** BEGIN LISTED ENTRIES **

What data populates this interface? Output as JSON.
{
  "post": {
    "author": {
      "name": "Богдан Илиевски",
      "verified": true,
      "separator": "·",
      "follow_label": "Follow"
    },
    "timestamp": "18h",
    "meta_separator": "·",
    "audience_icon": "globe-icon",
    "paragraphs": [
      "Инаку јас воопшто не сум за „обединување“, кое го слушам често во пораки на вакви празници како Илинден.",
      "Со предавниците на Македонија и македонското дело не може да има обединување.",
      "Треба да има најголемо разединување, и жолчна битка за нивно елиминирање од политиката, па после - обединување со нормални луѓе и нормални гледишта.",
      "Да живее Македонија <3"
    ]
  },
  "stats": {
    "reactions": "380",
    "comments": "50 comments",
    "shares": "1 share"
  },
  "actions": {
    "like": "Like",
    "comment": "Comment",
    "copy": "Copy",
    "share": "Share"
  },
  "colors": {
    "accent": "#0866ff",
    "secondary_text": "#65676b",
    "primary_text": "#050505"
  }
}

** END LISTED ENTRIES **

Exactly as shown, repeat every record.

What data populates this interface? Output as JSON.
{
  "post": {
    "author": {
      "name": "Богдан Илиевски",
      "verified": true,
      "separator": "·",
      "follow_label": "Follow"
    },
    "timestamp": "18h",
    "meta_separator": "·",
    "audience_icon": "globe-icon",
    "paragraphs": [
      "Инаку јас воопшто не сум за „обединување“, кое го слушам често во пораки на вакви празници како Илинден.",
      "Со предавниците на Македонија и македонското дело не може да има обединување.",
      "Треба да има најголемо разединување, и жолчна битка за нивно елиминирање од политиката, па после - обединување со нормални луѓе и нормални гледишта.",
      "Да живее Македонија <3"
    ]
  },
  "stats": {
    "reactions": "380",
    "comments": "50 comments",
    "shares": "1 share"
  },
  "actions": {
    "like": "Like",
    "comment": "Comment",
    "copy": "Copy",
    "share": "Share"
  },
  "colors": {
    "accent": "#0866ff",
    "secondary_text": "#65676b",
    "primary_text": "#050505"
  }
}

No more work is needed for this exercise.